__简短问题__. 请把下方跳棋文段中的一段原样打印出来：从含有“The chessboard is”的地方开始，打印到“A, new A]).”为止。

__所给文段__.
━━━━━━━━━━━━━━━━━━━━━━━━━━━━━━
2015
04-13

# Checkers

Little X, Little Y and Little Z are playing checkers when Little Y is annoyed. So he wants to make the chessboard much bigger. Although Little Z insists the original version, Little X stands by Little Y. After they enlarge the chessboard, the chessboard turns to an infinite line.
The chessboard is like the Number Axes now, with each integer point able to hold a checker. At initial status there are three checkers on three different integer points , and through the game there always are three checkers. Every time, they can choose a checker A to jump across a pivot checker B to a new position(but the distance between old A and B equals to new A and B, and there should be no other checkers except B in the range [old A, new A]).
━━━━━━━━━━━━━━━━━━━━━━━━━━━━━━
__所给数据__.
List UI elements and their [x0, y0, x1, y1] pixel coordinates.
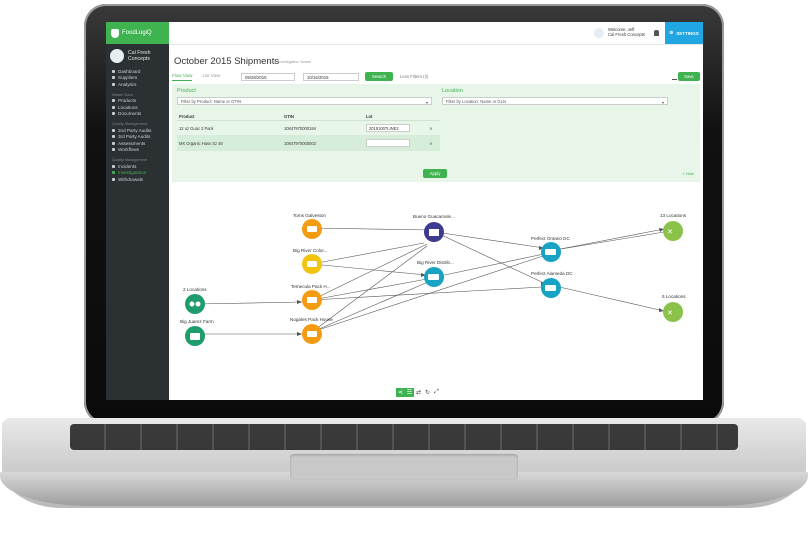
━━━━━━━━━━━━━━━━━━━━━━━━━━━━━━
__本题答案__.
The chessboard is like the Number Axes now, with each integer point able to hold a checker. At initial status there are three checkers on three different integer points , and through the game there always are three checkers. Every time, they can choose a checker A to jump across a pivot checker B to a new position(but the distance between old A and B equals to new A and B, and there should be no other checkers except B in the range [old A, new A]).